== To do ==
Scan the records below for lines with the word "Degree", then state how many you find and nothing else.

Records excerpted from a collection
****

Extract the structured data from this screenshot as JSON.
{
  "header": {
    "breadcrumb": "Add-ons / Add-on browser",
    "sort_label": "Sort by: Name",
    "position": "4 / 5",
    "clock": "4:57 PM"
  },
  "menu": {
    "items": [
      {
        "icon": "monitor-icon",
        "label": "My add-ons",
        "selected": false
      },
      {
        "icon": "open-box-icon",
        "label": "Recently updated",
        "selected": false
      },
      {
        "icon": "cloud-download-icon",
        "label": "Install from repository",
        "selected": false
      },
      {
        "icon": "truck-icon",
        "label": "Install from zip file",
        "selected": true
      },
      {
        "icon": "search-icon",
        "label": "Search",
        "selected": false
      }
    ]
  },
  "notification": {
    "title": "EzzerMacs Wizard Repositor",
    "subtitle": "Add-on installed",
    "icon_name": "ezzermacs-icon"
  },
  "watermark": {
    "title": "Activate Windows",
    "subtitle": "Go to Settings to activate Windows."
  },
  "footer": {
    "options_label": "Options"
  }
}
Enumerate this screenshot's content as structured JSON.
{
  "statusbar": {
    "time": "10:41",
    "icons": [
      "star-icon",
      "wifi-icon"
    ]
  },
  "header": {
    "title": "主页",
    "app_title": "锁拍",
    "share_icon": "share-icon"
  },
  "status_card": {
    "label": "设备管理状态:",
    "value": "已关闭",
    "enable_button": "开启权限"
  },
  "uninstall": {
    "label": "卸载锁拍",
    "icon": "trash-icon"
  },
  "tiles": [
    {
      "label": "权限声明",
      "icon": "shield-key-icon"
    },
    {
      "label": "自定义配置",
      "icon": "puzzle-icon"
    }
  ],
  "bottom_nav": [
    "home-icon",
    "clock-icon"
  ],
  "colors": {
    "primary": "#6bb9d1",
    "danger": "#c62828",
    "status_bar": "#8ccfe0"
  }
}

****

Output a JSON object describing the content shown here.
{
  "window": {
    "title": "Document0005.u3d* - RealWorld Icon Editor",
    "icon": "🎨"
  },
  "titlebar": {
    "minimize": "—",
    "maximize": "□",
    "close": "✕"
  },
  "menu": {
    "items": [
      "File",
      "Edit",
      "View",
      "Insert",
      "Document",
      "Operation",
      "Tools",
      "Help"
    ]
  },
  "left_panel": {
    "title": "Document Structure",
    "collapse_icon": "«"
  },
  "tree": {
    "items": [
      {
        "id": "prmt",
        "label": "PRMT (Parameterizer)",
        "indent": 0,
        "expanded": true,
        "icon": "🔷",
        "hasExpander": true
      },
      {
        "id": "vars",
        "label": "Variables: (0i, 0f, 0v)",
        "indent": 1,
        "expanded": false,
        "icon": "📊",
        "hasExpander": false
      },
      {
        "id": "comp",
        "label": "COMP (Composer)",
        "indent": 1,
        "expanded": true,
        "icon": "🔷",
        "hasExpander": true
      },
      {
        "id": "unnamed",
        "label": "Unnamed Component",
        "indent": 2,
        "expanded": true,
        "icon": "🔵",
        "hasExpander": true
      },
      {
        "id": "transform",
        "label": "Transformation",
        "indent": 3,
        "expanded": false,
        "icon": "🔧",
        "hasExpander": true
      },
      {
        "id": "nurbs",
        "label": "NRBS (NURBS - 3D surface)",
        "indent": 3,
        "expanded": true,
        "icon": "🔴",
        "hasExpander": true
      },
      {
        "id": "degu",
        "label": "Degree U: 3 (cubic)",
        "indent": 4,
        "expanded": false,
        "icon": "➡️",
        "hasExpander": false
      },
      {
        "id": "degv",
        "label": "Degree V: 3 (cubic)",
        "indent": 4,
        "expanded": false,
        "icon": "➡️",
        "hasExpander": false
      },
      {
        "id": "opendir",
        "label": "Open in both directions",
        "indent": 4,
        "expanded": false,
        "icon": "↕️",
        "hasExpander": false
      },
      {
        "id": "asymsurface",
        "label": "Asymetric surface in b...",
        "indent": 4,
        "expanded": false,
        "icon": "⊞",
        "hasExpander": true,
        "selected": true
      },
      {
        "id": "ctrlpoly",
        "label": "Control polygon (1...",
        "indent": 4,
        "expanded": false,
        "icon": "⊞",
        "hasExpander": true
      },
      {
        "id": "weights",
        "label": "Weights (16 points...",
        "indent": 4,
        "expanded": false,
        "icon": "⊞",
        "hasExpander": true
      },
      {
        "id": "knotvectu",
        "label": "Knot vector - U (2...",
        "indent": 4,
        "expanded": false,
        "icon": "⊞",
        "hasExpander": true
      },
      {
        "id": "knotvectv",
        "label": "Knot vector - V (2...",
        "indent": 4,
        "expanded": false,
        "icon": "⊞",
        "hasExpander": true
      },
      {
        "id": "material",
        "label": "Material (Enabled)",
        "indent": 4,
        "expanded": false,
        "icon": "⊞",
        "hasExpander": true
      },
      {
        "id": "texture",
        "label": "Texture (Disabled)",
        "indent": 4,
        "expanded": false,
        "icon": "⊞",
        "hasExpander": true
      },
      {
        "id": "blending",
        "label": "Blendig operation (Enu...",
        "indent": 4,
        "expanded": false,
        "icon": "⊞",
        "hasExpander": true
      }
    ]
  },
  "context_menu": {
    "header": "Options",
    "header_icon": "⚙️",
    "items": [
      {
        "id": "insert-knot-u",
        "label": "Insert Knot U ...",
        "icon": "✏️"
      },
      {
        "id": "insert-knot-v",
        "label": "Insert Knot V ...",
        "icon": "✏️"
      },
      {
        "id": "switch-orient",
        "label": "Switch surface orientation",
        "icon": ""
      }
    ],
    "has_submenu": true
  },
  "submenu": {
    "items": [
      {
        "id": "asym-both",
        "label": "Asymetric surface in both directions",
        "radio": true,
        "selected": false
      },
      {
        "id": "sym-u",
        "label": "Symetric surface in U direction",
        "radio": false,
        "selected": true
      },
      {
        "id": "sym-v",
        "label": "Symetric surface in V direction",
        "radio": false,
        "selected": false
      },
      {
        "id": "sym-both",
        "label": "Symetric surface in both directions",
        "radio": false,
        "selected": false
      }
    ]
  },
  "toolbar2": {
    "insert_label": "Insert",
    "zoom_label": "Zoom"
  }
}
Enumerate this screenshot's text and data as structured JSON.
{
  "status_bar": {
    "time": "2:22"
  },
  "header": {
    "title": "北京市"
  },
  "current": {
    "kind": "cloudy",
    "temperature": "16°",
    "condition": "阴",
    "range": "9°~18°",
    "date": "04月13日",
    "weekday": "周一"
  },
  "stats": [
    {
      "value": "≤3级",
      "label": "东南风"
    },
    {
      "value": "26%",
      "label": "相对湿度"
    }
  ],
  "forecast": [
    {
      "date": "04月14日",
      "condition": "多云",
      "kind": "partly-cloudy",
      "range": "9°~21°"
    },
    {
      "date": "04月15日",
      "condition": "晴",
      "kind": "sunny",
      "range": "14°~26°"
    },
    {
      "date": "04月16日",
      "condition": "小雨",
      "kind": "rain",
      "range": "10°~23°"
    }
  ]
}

****

== Reply to the exercise ==
2